### Set exercise
From the listing below, extract every line in which the word "send" appears.

### Task input
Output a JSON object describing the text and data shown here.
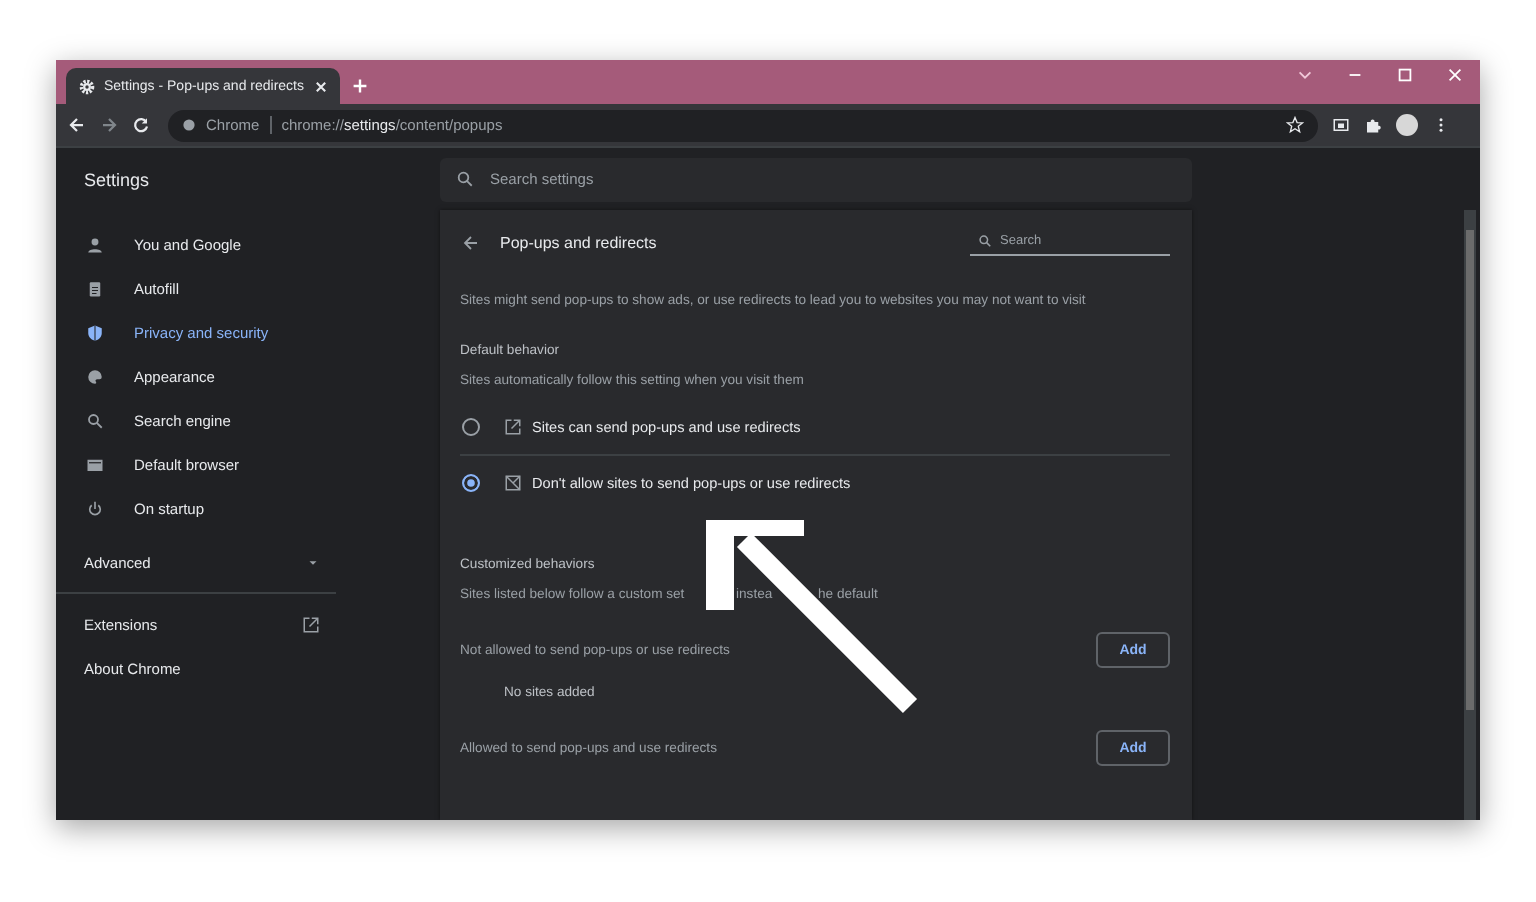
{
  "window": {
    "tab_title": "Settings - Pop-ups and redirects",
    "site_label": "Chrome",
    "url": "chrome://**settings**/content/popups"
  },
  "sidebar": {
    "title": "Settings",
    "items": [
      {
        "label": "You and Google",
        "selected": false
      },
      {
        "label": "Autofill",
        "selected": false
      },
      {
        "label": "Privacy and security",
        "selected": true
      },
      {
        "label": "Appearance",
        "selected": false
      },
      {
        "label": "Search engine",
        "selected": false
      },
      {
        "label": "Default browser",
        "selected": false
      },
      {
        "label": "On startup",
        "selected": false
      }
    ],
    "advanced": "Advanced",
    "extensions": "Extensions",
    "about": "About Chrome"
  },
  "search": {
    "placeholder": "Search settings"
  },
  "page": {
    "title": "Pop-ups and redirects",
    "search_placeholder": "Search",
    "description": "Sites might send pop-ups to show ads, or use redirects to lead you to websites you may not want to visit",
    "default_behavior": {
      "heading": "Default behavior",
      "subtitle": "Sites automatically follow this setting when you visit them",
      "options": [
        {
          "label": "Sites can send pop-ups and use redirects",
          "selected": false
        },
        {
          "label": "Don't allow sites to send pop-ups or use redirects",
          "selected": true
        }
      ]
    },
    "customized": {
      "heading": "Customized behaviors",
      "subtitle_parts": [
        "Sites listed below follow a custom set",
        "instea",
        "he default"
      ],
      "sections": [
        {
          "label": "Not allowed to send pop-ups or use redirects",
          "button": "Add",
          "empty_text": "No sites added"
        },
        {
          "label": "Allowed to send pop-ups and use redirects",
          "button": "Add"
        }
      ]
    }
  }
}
==
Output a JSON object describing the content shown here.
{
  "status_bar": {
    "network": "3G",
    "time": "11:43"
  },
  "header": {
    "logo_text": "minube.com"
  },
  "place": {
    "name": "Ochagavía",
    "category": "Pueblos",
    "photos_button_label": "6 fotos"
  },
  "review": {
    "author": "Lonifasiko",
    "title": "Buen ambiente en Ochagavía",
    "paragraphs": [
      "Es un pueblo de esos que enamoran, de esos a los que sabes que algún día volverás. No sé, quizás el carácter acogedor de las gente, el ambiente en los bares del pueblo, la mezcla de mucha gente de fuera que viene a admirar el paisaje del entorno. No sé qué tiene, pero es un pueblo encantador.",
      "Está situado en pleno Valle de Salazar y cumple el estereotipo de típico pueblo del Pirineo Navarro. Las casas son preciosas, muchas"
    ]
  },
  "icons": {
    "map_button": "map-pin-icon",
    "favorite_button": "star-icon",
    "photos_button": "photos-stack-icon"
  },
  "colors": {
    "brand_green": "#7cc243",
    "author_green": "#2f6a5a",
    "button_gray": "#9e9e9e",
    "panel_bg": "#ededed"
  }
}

### Full response
    "description": "Sites might send pop-ups to show ads, or use redirects to lead you to websites you may not want to visit",
          "label": "Sites can send pop-ups and use redirects",
          "label": "Don't allow sites to send pop-ups or use redirects",
          "label": "Not allowed to send pop-ups or use redirects",
          "label": "Allowed to send pop-ups and use redirects",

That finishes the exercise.